Task directions → Check each line of the listing below for the word "start" and say how many lines have it. Nothing else should be written.

Provided records →
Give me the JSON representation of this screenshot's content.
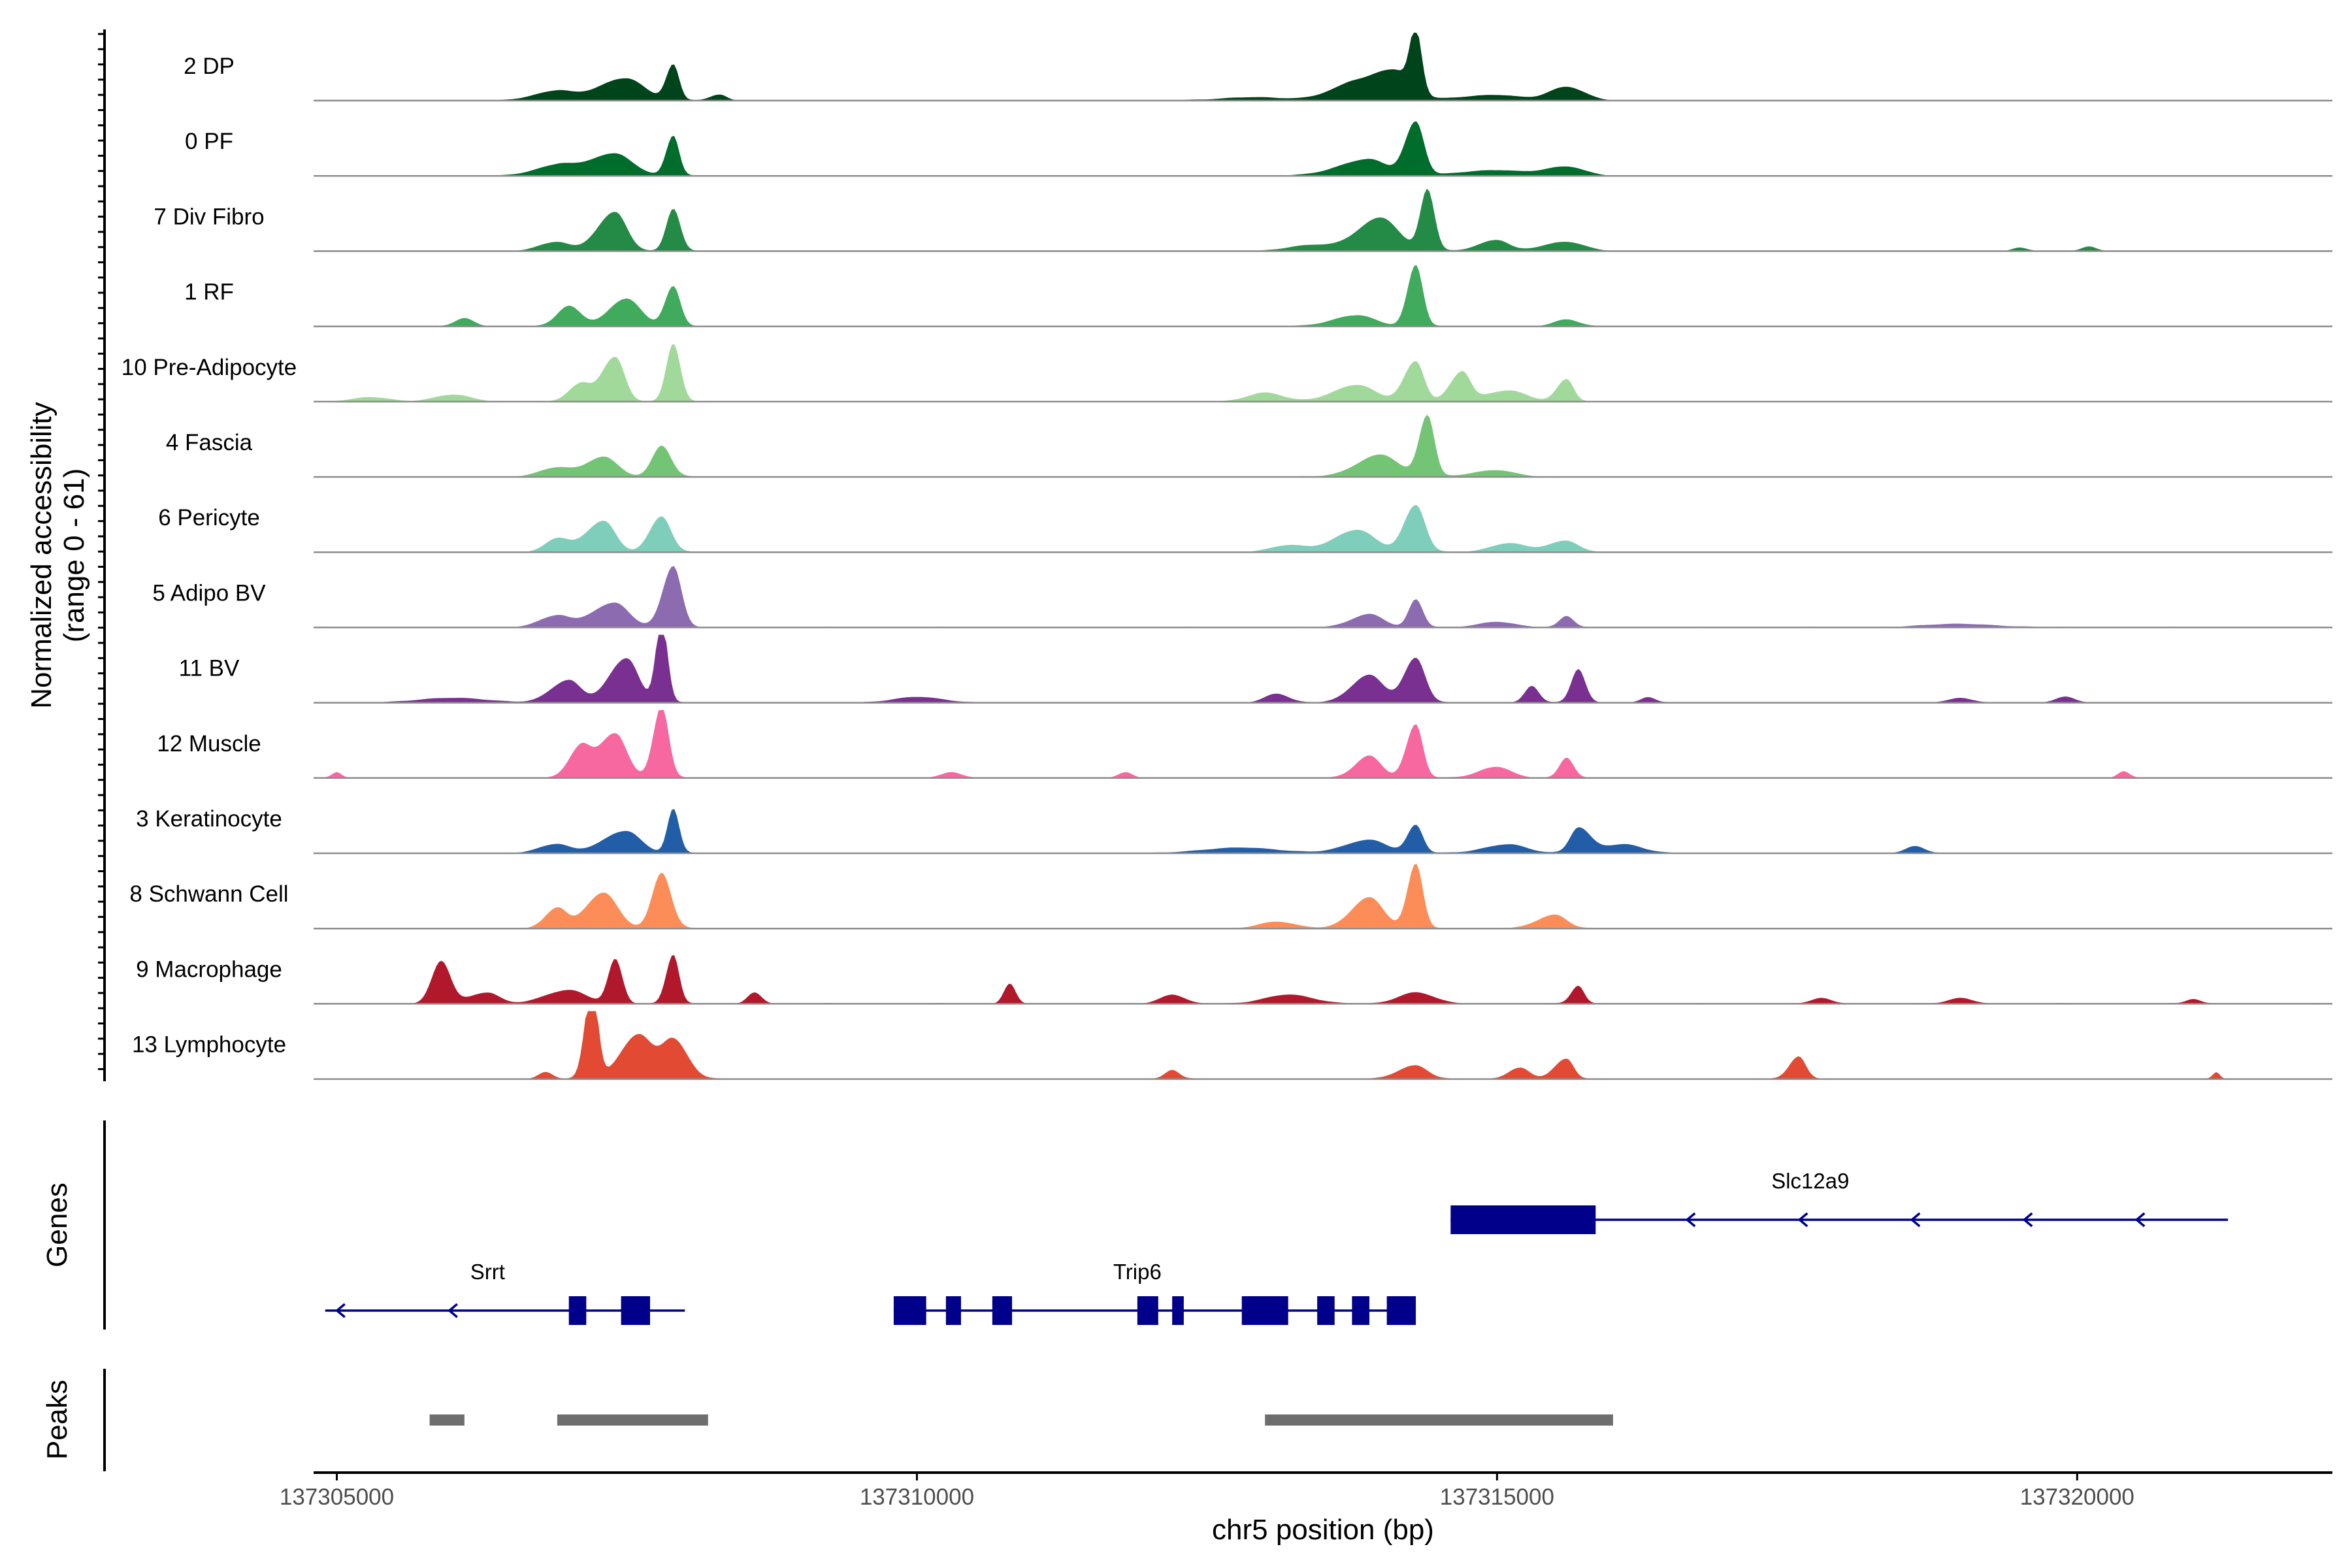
{
  "chart_data": {
    "type": "area",
    "title": "",
    "ylabel_line1": "Normalized accessibility",
    "ylabel_line2": "(range 0 - 61)",
    "y_range": [
      0,
      61
    ],
    "xlabel": "chr5 position (bp)",
    "x_range": [
      137304800,
      137322200
    ],
    "x_ticks": [
      137305000,
      137310000,
      137315000,
      137320000
    ],
    "x_tick_labels": [
      "137305000",
      "137310000",
      "137315000",
      "137320000"
    ],
    "panel_labels": {
      "genes": "Genes",
      "peaks": "Peaks"
    },
    "tracks": [
      {
        "name": "2 DP",
        "color": "#00441b",
        "peaks": [
          [
            137307900,
            32,
            60,
            50
          ],
          [
            137307500,
            20,
            250,
            150
          ],
          [
            137306900,
            8,
            200,
            120
          ],
          [
            137308300,
            5,
            80,
            60
          ],
          [
            137314300,
            55,
            50,
            50
          ],
          [
            137314100,
            28,
            250,
            150
          ],
          [
            137313700,
            8,
            200,
            120
          ],
          [
            137315600,
            12,
            150,
            150
          ],
          [
            137315000,
            5,
            300,
            200
          ],
          [
            137312900,
            3,
            250,
            250
          ]
        ]
      },
      {
        "name": "0 PF",
        "color": "#006d2c",
        "peaks": [
          [
            137307900,
            36,
            60,
            50
          ],
          [
            137307400,
            20,
            250,
            150
          ],
          [
            137306900,
            8,
            200,
            120
          ],
          [
            137314300,
            48,
            90,
            70
          ],
          [
            137313900,
            15,
            250,
            150
          ],
          [
            137315600,
            8,
            200,
            150
          ],
          [
            137315000,
            5,
            300,
            200
          ]
        ]
      },
      {
        "name": "7 Div Fibro",
        "color": "#238b45",
        "peaks": [
          [
            137307900,
            38,
            60,
            60
          ],
          [
            137307400,
            35,
            150,
            100
          ],
          [
            137306900,
            8,
            150,
            100
          ],
          [
            137314400,
            55,
            60,
            60
          ],
          [
            137314000,
            30,
            200,
            150
          ],
          [
            137315000,
            10,
            150,
            100
          ],
          [
            137315600,
            8,
            200,
            150
          ],
          [
            137313400,
            5,
            200,
            200
          ],
          [
            137320100,
            4,
            60,
            60
          ],
          [
            137319500,
            3,
            60,
            60
          ]
        ]
      },
      {
        "name": "1 RF",
        "color": "#41ab5d",
        "peaks": [
          [
            137307900,
            36,
            70,
            60
          ],
          [
            137307500,
            25,
            150,
            120
          ],
          [
            137307000,
            18,
            100,
            100
          ],
          [
            137306100,
            7,
            80,
            80
          ],
          [
            137314300,
            55,
            70,
            60
          ],
          [
            137313800,
            10,
            200,
            150
          ],
          [
            137315600,
            6,
            100,
            100
          ]
        ]
      },
      {
        "name": "10 Pre-Adipocyte",
        "color": "#a1d99b",
        "peaks": [
          [
            137307900,
            52,
            60,
            60
          ],
          [
            137307400,
            40,
            120,
            80
          ],
          [
            137307100,
            15,
            100,
            80
          ],
          [
            137314300,
            36,
            100,
            70
          ],
          [
            137314700,
            26,
            100,
            70
          ],
          [
            137313800,
            15,
            200,
            150
          ],
          [
            137315600,
            20,
            80,
            60
          ],
          [
            137315100,
            10,
            200,
            150
          ],
          [
            137313000,
            8,
            150,
            150
          ],
          [
            137306000,
            6,
            150,
            150
          ],
          [
            137305300,
            4,
            150,
            150
          ]
        ]
      },
      {
        "name": "4 Fascia",
        "color": "#74c476",
        "peaks": [
          [
            137307800,
            28,
            80,
            80
          ],
          [
            137307300,
            18,
            150,
            120
          ],
          [
            137306900,
            8,
            150,
            120
          ],
          [
            137314400,
            55,
            70,
            60
          ],
          [
            137314000,
            20,
            200,
            150
          ],
          [
            137315000,
            6,
            200,
            150
          ]
        ]
      },
      {
        "name": "6 Pericyte",
        "color": "#7fcdbb",
        "peaks": [
          [
            137307800,
            32,
            100,
            80
          ],
          [
            137307300,
            28,
            150,
            100
          ],
          [
            137306900,
            12,
            100,
            100
          ],
          [
            137314300,
            42,
            100,
            80
          ],
          [
            137313800,
            20,
            200,
            150
          ],
          [
            137315600,
            10,
            150,
            100
          ],
          [
            137315100,
            8,
            150,
            150
          ],
          [
            137313200,
            6,
            150,
            150
          ]
        ]
      },
      {
        "name": "5 Adipo BV",
        "color": "#8c6bb1",
        "peaks": [
          [
            137307900,
            55,
            90,
            70
          ],
          [
            137307400,
            22,
            200,
            120
          ],
          [
            137306900,
            10,
            150,
            100
          ],
          [
            137314300,
            25,
            60,
            60
          ],
          [
            137313900,
            12,
            150,
            120
          ],
          [
            137315600,
            10,
            60,
            60
          ],
          [
            137315000,
            5,
            150,
            150
          ],
          [
            137319000,
            3,
            300,
            300
          ]
        ]
      },
      {
        "name": "11 BV",
        "color": "#7a3091",
        "peaks": [
          [
            137307800,
            75,
            50,
            50
          ],
          [
            137307500,
            40,
            150,
            100
          ],
          [
            137307000,
            20,
            150,
            100
          ],
          [
            137314300,
            40,
            100,
            80
          ],
          [
            137313900,
            25,
            150,
            120
          ],
          [
            137315700,
            30,
            60,
            60
          ],
          [
            137315300,
            15,
            60,
            60
          ],
          [
            137313100,
            8,
            100,
            100
          ],
          [
            137310000,
            5,
            200,
            200
          ],
          [
            137306000,
            4,
            300,
            300
          ],
          [
            137319900,
            5,
            80,
            80
          ],
          [
            137319000,
            4,
            100,
            100
          ],
          [
            137316300,
            5,
            60,
            60
          ]
        ]
      },
      {
        "name": "12 Muscle",
        "color": "#f768a1",
        "peaks": [
          [
            137307800,
            65,
            70,
            60
          ],
          [
            137307400,
            40,
            150,
            100
          ],
          [
            137307100,
            25,
            100,
            80
          ],
          [
            137314300,
            48,
            80,
            60
          ],
          [
            137313900,
            20,
            120,
            100
          ],
          [
            137315600,
            18,
            60,
            60
          ],
          [
            137315000,
            10,
            150,
            120
          ],
          [
            137310300,
            5,
            80,
            80
          ],
          [
            137311800,
            5,
            60,
            60
          ],
          [
            137305000,
            5,
            40,
            40
          ],
          [
            137320400,
            6,
            50,
            50
          ]
        ]
      },
      {
        "name": "3 Keratinocyte",
        "color": "#225ea8",
        "peaks": [
          [
            137307900,
            40,
            50,
            50
          ],
          [
            137307500,
            20,
            200,
            120
          ],
          [
            137306900,
            8,
            150,
            100
          ],
          [
            137314300,
            25,
            70,
            60
          ],
          [
            137313900,
            12,
            200,
            150
          ],
          [
            137315700,
            22,
            70,
            100
          ],
          [
            137316100,
            8,
            200,
            150
          ],
          [
            137315100,
            8,
            200,
            150
          ],
          [
            137318600,
            6,
            80,
            80
          ],
          [
            137312800,
            5,
            300,
            300
          ]
        ]
      },
      {
        "name": "8 Schwann Cell",
        "color": "#fc8d59",
        "peaks": [
          [
            137307800,
            50,
            80,
            80
          ],
          [
            137307300,
            32,
            150,
            120
          ],
          [
            137306900,
            18,
            100,
            80
          ],
          [
            137314300,
            58,
            70,
            60
          ],
          [
            137313900,
            28,
            150,
            120
          ],
          [
            137315500,
            12,
            150,
            100
          ],
          [
            137313100,
            6,
            150,
            150
          ]
        ]
      },
      {
        "name": "9 Macrophage",
        "color": "#b2182b",
        "peaks": [
          [
            137307900,
            44,
            60,
            50
          ],
          [
            137307400,
            40,
            60,
            60
          ],
          [
            137305900,
            38,
            80,
            80
          ],
          [
            137307000,
            12,
            200,
            150
          ],
          [
            137306300,
            10,
            150,
            100
          ],
          [
            137308600,
            10,
            60,
            60
          ],
          [
            137310800,
            18,
            50,
            50
          ],
          [
            137315700,
            16,
            60,
            50
          ],
          [
            137314300,
            10,
            150,
            150
          ],
          [
            137313200,
            8,
            200,
            200
          ],
          [
            137312200,
            8,
            100,
            100
          ],
          [
            137317800,
            5,
            80,
            80
          ],
          [
            137319000,
            5,
            100,
            100
          ],
          [
            137321000,
            4,
            60,
            60
          ]
        ]
      },
      {
        "name": "13 Lymphocyte",
        "color": "#e34a33",
        "peaks": [
          [
            137307200,
            85,
            60,
            50
          ],
          [
            137307600,
            40,
            150,
            120
          ],
          [
            137307900,
            35,
            100,
            120
          ],
          [
            137306800,
            6,
            60,
            60
          ],
          [
            137317600,
            20,
            80,
            60
          ],
          [
            137315600,
            18,
            100,
            60
          ],
          [
            137314300,
            12,
            150,
            100
          ],
          [
            137315200,
            10,
            100,
            80
          ],
          [
            137312200,
            8,
            60,
            60
          ],
          [
            137321200,
            6,
            30,
            30
          ]
        ]
      }
    ],
    "genes": [
      {
        "name": "Slc12a9",
        "start": 137314600,
        "end": 137321300,
        "strand": "-",
        "exons": [
          [
            137314600,
            137315850
          ]
        ],
        "row": 0,
        "label_x": 137317700
      },
      {
        "name": "Srrt",
        "start": 137304900,
        "end": 137308000,
        "strand": "-",
        "exons": [
          [
            137307000,
            137307150
          ],
          [
            137307450,
            137307700
          ]
        ],
        "row": 1,
        "label_x": 137306300
      },
      {
        "name": "Trip6",
        "start": 137309800,
        "end": 137314300,
        "strand": "-",
        "exons": [
          [
            137309800,
            137310080
          ],
          [
            137310250,
            137310380
          ],
          [
            137310650,
            137310820
          ],
          [
            137311900,
            137312080
          ],
          [
            137312200,
            137312300
          ],
          [
            137312800,
            137313200
          ],
          [
            137313450,
            137313600
          ],
          [
            137313750,
            137313900
          ],
          [
            137314050,
            137314300
          ]
        ],
        "row": 1,
        "label_x": 137311900
      }
    ],
    "peaks": [
      [
        137305800,
        137306100
      ],
      [
        137306900,
        137308200
      ],
      [
        137313000,
        137316000
      ]
    ]
  }
}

Task solution → 3